##### SUPPLIED ENTRIES

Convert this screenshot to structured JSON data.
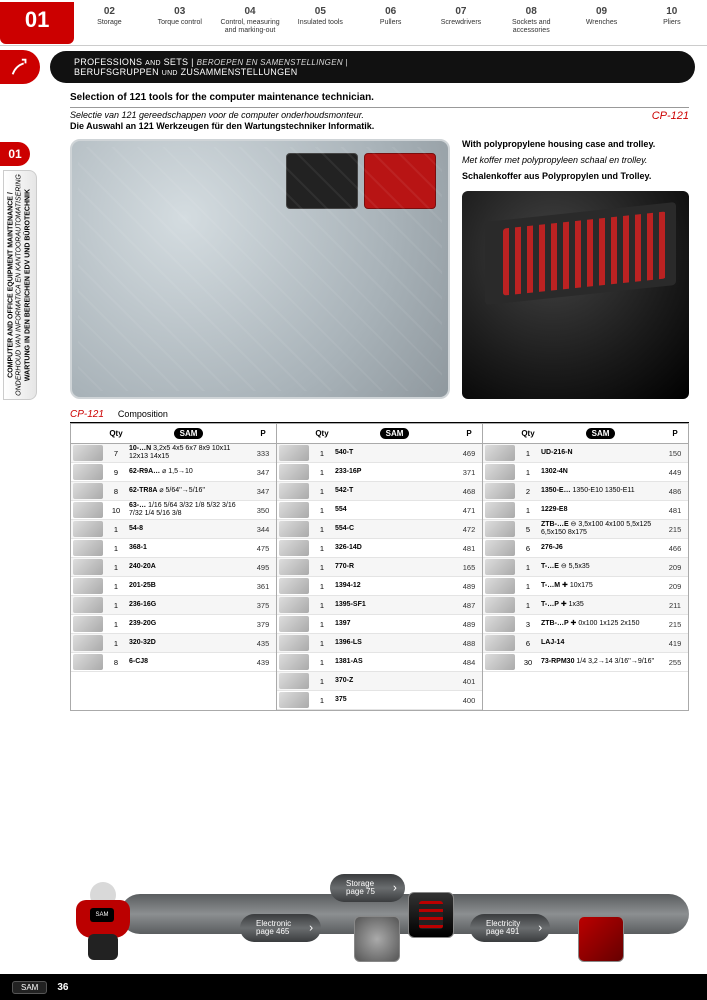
{
  "tabs": [
    {
      "num": "01",
      "label": ""
    },
    {
      "num": "02",
      "label": "Storage"
    },
    {
      "num": "03",
      "label": "Torque control"
    },
    {
      "num": "04",
      "label": "Control, measuring and marking-out"
    },
    {
      "num": "05",
      "label": "Insulated tools"
    },
    {
      "num": "06",
      "label": "Pullers"
    },
    {
      "num": "07",
      "label": "Screwdrivers"
    },
    {
      "num": "08",
      "label": "Sockets and accessories"
    },
    {
      "num": "09",
      "label": "Wrenches"
    },
    {
      "num": "10",
      "label": "Pliers"
    }
  ],
  "ribbon": {
    "line1a": "PROFESSIONS ",
    "line1b": "AND",
    "line1c": " SETS | ",
    "line1_it": "BEROEPEN EN SAMENSTELLINGEN |",
    "line2": "BERUFSGRUPPEN ",
    "line2b": "UND",
    "line2c": " ZUSAMMENSTELLUNGEN"
  },
  "chapterBadge": "01",
  "sidelabel": {
    "en": "COMPUTER AND OFFICE EQUIPMENT MAINTENANCE /",
    "nl": "ONDERHOUD VAN INFORMATICA EN KANTOORAUTOMATISERING",
    "de": "WARTUNG IN DEN BEREICHEN EDV UND BÜROTECHNIK"
  },
  "headline": "Selection of 121 tools for the computer maintenance technician.",
  "sub_nl": "Selectie van 121 gereedschappen voor de computer onderhoudsmonteur.",
  "sub_de": "Die Auswahl an 121 Werkzeugen für den Wartungstechniker Informatik.",
  "sku": "CP-121",
  "desc_en": "With polypropylene housing case and trolley.",
  "desc_nl": "Met koffer met polypropyleen schaal en trolley.",
  "desc_de": "Schalenkoffer aus Polypropylen und Trolley.",
  "comp": {
    "sku": "CP-121",
    "label": "Composition"
  },
  "table_headers": {
    "qty": "Qty",
    "p": "P",
    "brand": "SAM"
  },
  "cols": [
    [
      {
        "qty": "7",
        "ref": "10-…N 3,2x5 4x5 6x7 8x9 10x11 12x13 14x15",
        "p": "333"
      },
      {
        "qty": "9",
        "ref": "62-R9A… ⌀ 1,5→10",
        "p": "347"
      },
      {
        "qty": "8",
        "ref": "62-TR8A ⌀ 5/64''→5/16''",
        "p": "347"
      },
      {
        "qty": "10",
        "ref": "63-… 1/16 5/64 3/32 1/8 5/32 3/16 7/32 1/4 5/16 3/8",
        "p": "350"
      },
      {
        "qty": "1",
        "ref": "54-8",
        "p": "344"
      },
      {
        "qty": "1",
        "ref": "368-1",
        "p": "475"
      },
      {
        "qty": "1",
        "ref": "240-20A",
        "p": "495"
      },
      {
        "qty": "1",
        "ref": "201-25B",
        "p": "361"
      },
      {
        "qty": "1",
        "ref": "236-16G",
        "p": "375"
      },
      {
        "qty": "1",
        "ref": "239-20G",
        "p": "379"
      },
      {
        "qty": "1",
        "ref": "320-32D",
        "p": "435"
      },
      {
        "qty": "8",
        "ref": "6-CJ8",
        "p": "439"
      }
    ],
    [
      {
        "qty": "1",
        "ref": "540-T",
        "p": "469"
      },
      {
        "qty": "1",
        "ref": "233-16P",
        "p": "371"
      },
      {
        "qty": "1",
        "ref": "542-T",
        "p": "468"
      },
      {
        "qty": "1",
        "ref": "554",
        "p": "471"
      },
      {
        "qty": "1",
        "ref": "554-C",
        "p": "472"
      },
      {
        "qty": "1",
        "ref": "326-14D",
        "p": "481"
      },
      {
        "qty": "1",
        "ref": "770-R",
        "p": "165"
      },
      {
        "qty": "1",
        "ref": "1394-12",
        "p": "489"
      },
      {
        "qty": "1",
        "ref": "1395-SF1",
        "p": "487"
      },
      {
        "qty": "1",
        "ref": "1397",
        "p": "489"
      },
      {
        "qty": "1",
        "ref": "1396-LS",
        "p": "488"
      },
      {
        "qty": "1",
        "ref": "1381-AS",
        "p": "484"
      },
      {
        "qty": "1",
        "ref": "370-Z",
        "p": "401"
      },
      {
        "qty": "1",
        "ref": "375",
        "p": "400"
      }
    ],
    [
      {
        "qty": "1",
        "ref": "UD-216-N",
        "p": "150"
      },
      {
        "qty": "1",
        "ref": "1302-4N",
        "p": "449"
      },
      {
        "qty": "2",
        "ref": "1350-E… 1350-E10 1350-E11",
        "p": "486"
      },
      {
        "qty": "1",
        "ref": "1229-E8",
        "p": "481"
      },
      {
        "qty": "5",
        "ref": "ZTB-…E ⊖ 3,5x100 4x100 5,5x125 6,5x150 8x175",
        "p": "215"
      },
      {
        "qty": "6",
        "ref": "276-J6",
        "p": "466"
      },
      {
        "qty": "1",
        "ref": "T-…E ⊖ 5,5x35",
        "p": "209"
      },
      {
        "qty": "1",
        "ref": "T-…M ✚ 10x175",
        "p": "209"
      },
      {
        "qty": "1",
        "ref": "T-…P ✚ 1x35",
        "p": "211"
      },
      {
        "qty": "3",
        "ref": "ZTB-…P ✚ 0x100 1x125 2x150",
        "p": "215"
      },
      {
        "qty": "6",
        "ref": "LAJ-14",
        "p": "419"
      },
      {
        "qty": "30",
        "ref": "73-RPM30 1/4 3,2→14 3/16''→9/16''",
        "p": "255"
      }
    ]
  ],
  "promo": {
    "storage": {
      "t": "Storage",
      "p": "page 75"
    },
    "electronic": {
      "t": "Electronic",
      "p": "page 465"
    },
    "electricity": {
      "t": "Electricity",
      "p": "page 491"
    },
    "mascot_brand": "SAM"
  },
  "footer": {
    "brand": "SAM",
    "page": "36"
  },
  "colors": {
    "red": "#c00",
    "black": "#111",
    "grey": "#8c8f91"
  }
}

##########

Would you mind returning each entry above word for word, skipping the images?

THE OUTPUT.
Convert this screenshot to structured JSON data.
{
  "tabs": [
    {
      "num": "01",
      "label": ""
    },
    {
      "num": "02",
      "label": "Storage"
    },
    {
      "num": "03",
      "label": "Torque control"
    },
    {
      "num": "04",
      "label": "Control, measuring and marking-out"
    },
    {
      "num": "05",
      "label": "Insulated tools"
    },
    {
      "num": "06",
      "label": "Pullers"
    },
    {
      "num": "07",
      "label": "Screwdrivers"
    },
    {
      "num": "08",
      "label": "Sockets and accessories"
    },
    {
      "num": "09",
      "label": "Wrenches"
    },
    {
      "num": "10",
      "label": "Pliers"
    }
  ],
  "ribbon": {
    "line1a": "PROFESSIONS ",
    "line1b": "AND",
    "line1c": " SETS | ",
    "line1_it": "BEROEPEN EN SAMENSTELLINGEN |",
    "line2": "BERUFSGRUPPEN ",
    "line2b": "UND",
    "line2c": " ZUSAMMENSTELLUNGEN"
  },
  "chapterBadge": "01",
  "sidelabel": {
    "en": "COMPUTER AND OFFICE EQUIPMENT MAINTENANCE /",
    "nl": "ONDERHOUD VAN INFORMATICA EN KANTOORAUTOMATISERING",
    "de": "WARTUNG IN DEN BEREICHEN EDV UND BÜROTECHNIK"
  },
  "headline": "Selection of 121 tools for the computer maintenance technician.",
  "sub_nl": "Selectie van 121 gereedschappen voor de computer onderhoudsmonteur.",
  "sub_de": "Die Auswahl an 121 Werkzeugen für den Wartungstechniker Informatik.",
  "sku": "CP-121",
  "desc_en": "With polypropylene housing case and trolley.",
  "desc_nl": "Met koffer met polypropyleen schaal en trolley.",
  "desc_de": "Schalenkoffer aus Polypropylen und Trolley.",
  "comp": {
    "sku": "CP-121",
    "label": "Composition"
  },
  "table_headers": {
    "qty": "Qty",
    "p": "P",
    "brand": "SAM"
  },
  "cols": [
    [
      {
        "qty": "7",
        "ref": "10-…N 3,2x5 4x5 6x7 8x9 10x11 12x13 14x15",
        "p": "333"
      },
      {
        "qty": "9",
        "ref": "62-R9A… ⌀ 1,5→10",
        "p": "347"
      },
      {
        "qty": "8",
        "ref": "62-TR8A ⌀ 5/64''→5/16''",
        "p": "347"
      },
      {
        "qty": "10",
        "ref": "63-… 1/16 5/64 3/32 1/8 5/32 3/16 7/32 1/4 5/16 3/8",
        "p": "350"
      },
      {
        "qty": "1",
        "ref": "54-8",
        "p": "344"
      },
      {
        "qty": "1",
        "ref": "368-1",
        "p": "475"
      },
      {
        "qty": "1",
        "ref": "240-20A",
        "p": "495"
      },
      {
        "qty": "1",
        "ref": "201-25B",
        "p": "361"
      },
      {
        "qty": "1",
        "ref": "236-16G",
        "p": "375"
      },
      {
        "qty": "1",
        "ref": "239-20G",
        "p": "379"
      },
      {
        "qty": "1",
        "ref": "320-32D",
        "p": "435"
      },
      {
        "qty": "8",
        "ref": "6-CJ8",
        "p": "439"
      }
    ],
    [
      {
        "qty": "1",
        "ref": "540-T",
        "p": "469"
      },
      {
        "qty": "1",
        "ref": "233-16P",
        "p": "371"
      },
      {
        "qty": "1",
        "ref": "542-T",
        "p": "468"
      },
      {
        "qty": "1",
        "ref": "554",
        "p": "471"
      },
      {
        "qty": "1",
        "ref": "554-C",
        "p": "472"
      },
      {
        "qty": "1",
        "ref": "326-14D",
        "p": "481"
      },
      {
        "qty": "1",
        "ref": "770-R",
        "p": "165"
      },
      {
        "qty": "1",
        "ref": "1394-12",
        "p": "489"
      },
      {
        "qty": "1",
        "ref": "1395-SF1",
        "p": "487"
      },
      {
        "qty": "1",
        "ref": "1397",
        "p": "489"
      },
      {
        "qty": "1",
        "ref": "1396-LS",
        "p": "488"
      },
      {
        "qty": "1",
        "ref": "1381-AS",
        "p": "484"
      },
      {
        "qty": "1",
        "ref": "370-Z",
        "p": "401"
      },
      {
        "qty": "1",
        "ref": "375",
        "p": "400"
      }
    ],
    [
      {
        "qty": "1",
        "ref": "UD-216-N",
        "p": "150"
      },
      {
        "qty": "1",
        "ref": "1302-4N",
        "p": "449"
      },
      {
        "qty": "2",
        "ref": "1350-E… 1350-E10 1350-E11",
        "p": "486"
      },
      {
        "qty": "1",
        "ref": "1229-E8",
        "p": "481"
      },
      {
        "qty": "5",
        "ref": "ZTB-…E ⊖ 3,5x100 4x100 5,5x125 6,5x150 8x175",
        "p": "215"
      },
      {
        "qty": "6",
        "ref": "276-J6",
        "p": "466"
      },
      {
        "qty": "1",
        "ref": "T-…E ⊖ 5,5x35",
        "p": "209"
      },
      {
        "qty": "1",
        "ref": "T-…M ✚ 10x175",
        "p": "209"
      },
      {
        "qty": "1",
        "ref": "T-…P ✚ 1x35",
        "p": "211"
      },
      {
        "qty": "3",
        "ref": "ZTB-…P ✚ 0x100 1x125 2x150",
        "p": "215"
      },
      {
        "qty": "6",
        "ref": "LAJ-14",
        "p": "419"
      },
      {
        "qty": "30",
        "ref": "73-RPM30 1/4 3,2→14 3/16''→9/16''",
        "p": "255"
      }
    ]
  ],
  "promo": {
    "storage": {
      "t": "Storage",
      "p": "page 75"
    },
    "electronic": {
      "t": "Electronic",
      "p": "page 465"
    },
    "electricity": {
      "t": "Electricity",
      "p": "page 491"
    },
    "mascot_brand": "SAM"
  },
  "footer": {
    "brand": "SAM",
    "page": "36"
  },
  "colors": {
    "red": "#c00",
    "black": "#111",
    "grey": "#8c8f91"
  }
}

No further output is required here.